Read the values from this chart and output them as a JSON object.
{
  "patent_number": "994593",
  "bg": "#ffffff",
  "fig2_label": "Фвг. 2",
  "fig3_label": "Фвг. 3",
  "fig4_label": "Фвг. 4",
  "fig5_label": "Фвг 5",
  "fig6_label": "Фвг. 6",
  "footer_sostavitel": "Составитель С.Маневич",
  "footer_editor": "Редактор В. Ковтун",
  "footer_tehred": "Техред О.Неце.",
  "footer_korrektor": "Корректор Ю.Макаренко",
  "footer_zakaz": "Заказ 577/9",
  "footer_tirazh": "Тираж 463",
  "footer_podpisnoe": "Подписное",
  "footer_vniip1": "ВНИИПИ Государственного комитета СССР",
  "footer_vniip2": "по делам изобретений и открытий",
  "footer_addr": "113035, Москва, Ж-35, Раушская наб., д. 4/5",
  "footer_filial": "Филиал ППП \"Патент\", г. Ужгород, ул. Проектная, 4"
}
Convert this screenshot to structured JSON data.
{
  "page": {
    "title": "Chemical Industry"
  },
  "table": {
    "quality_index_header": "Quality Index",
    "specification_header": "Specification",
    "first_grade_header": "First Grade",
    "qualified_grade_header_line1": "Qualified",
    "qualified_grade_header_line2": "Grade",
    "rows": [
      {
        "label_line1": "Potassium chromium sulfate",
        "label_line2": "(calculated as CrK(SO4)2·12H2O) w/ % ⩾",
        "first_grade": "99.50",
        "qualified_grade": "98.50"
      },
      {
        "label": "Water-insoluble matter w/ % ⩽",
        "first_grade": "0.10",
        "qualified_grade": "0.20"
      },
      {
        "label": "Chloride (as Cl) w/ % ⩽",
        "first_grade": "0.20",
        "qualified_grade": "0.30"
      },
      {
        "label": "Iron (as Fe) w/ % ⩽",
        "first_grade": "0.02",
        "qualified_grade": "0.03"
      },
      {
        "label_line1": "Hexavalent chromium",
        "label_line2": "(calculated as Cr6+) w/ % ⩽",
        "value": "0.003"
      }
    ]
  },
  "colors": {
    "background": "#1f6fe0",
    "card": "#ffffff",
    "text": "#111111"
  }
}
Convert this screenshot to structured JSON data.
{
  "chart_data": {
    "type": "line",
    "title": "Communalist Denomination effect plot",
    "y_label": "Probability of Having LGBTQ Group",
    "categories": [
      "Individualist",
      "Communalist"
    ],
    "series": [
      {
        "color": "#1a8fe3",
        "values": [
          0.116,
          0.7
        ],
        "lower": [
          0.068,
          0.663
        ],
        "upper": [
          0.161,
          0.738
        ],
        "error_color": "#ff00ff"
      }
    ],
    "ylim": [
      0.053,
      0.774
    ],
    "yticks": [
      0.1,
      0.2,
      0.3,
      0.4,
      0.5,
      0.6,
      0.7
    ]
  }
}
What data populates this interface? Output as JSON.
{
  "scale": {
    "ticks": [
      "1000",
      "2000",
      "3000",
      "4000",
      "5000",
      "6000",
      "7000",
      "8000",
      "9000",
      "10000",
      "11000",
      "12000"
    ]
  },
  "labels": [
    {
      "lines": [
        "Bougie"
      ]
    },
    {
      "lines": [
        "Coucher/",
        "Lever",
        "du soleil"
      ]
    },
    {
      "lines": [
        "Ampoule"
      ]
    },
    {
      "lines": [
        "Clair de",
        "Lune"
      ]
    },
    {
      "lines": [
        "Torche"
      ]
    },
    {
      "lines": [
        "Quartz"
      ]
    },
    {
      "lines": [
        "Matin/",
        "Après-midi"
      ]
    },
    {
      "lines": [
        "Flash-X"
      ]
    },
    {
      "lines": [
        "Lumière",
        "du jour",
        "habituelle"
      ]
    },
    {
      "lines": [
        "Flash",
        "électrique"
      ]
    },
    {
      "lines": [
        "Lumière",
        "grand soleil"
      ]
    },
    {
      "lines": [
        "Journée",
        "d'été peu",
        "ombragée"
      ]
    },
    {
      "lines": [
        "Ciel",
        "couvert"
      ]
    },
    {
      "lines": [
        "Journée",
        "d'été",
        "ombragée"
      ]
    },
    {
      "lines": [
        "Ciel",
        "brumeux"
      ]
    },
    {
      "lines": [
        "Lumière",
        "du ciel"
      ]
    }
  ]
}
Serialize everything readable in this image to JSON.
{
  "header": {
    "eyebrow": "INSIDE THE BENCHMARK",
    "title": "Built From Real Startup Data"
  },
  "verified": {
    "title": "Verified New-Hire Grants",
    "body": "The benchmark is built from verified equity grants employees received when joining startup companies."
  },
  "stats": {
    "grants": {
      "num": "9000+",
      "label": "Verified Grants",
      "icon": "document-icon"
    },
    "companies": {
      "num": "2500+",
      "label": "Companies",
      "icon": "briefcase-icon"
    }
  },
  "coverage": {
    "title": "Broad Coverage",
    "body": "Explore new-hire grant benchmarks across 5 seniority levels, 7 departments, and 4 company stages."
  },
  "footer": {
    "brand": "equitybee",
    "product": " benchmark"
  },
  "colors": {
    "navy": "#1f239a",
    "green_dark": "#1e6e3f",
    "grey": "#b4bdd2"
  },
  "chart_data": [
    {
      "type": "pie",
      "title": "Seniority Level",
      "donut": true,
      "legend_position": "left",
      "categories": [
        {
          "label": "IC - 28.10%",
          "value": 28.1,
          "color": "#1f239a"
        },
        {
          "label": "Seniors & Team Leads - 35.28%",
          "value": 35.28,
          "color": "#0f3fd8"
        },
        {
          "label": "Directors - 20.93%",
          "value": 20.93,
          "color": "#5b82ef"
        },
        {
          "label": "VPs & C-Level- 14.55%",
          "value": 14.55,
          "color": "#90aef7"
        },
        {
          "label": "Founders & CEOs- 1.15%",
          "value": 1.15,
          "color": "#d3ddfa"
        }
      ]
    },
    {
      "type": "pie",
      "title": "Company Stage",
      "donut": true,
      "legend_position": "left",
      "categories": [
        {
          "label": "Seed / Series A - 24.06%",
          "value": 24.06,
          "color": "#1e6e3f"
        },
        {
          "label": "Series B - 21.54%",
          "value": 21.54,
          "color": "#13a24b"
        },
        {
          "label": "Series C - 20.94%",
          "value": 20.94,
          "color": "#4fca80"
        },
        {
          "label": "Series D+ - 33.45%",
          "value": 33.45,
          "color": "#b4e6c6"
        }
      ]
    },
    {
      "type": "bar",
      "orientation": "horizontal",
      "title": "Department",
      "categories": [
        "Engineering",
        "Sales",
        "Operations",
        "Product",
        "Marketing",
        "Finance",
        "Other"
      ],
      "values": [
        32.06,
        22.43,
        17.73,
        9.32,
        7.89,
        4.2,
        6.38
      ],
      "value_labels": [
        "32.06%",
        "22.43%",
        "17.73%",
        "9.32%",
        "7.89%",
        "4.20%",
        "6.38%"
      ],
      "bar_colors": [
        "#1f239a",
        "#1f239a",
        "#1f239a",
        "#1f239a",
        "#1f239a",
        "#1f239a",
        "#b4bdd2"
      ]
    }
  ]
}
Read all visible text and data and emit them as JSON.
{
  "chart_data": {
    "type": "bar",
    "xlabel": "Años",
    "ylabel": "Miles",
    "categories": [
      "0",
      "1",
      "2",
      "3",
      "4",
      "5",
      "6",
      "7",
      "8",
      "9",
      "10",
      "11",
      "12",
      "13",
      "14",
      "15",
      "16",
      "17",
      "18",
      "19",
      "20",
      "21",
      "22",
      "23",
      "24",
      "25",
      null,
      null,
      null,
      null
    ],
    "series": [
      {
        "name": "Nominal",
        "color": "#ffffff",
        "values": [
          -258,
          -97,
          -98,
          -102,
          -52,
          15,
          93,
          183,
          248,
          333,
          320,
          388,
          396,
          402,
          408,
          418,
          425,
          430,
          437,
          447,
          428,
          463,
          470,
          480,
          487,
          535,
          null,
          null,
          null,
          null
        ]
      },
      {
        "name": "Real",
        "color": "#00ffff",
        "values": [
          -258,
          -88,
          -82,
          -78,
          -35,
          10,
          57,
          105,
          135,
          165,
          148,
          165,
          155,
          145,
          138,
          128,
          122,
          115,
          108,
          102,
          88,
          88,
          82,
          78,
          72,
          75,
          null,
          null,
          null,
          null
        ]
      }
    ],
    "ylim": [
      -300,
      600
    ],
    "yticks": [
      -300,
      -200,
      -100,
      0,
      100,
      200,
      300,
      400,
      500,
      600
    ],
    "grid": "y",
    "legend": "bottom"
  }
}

### AIM OF THE EXERCISE
Your reply is one number: how many lines of the records above contain the word "them".

### WORKED SOLUTION
2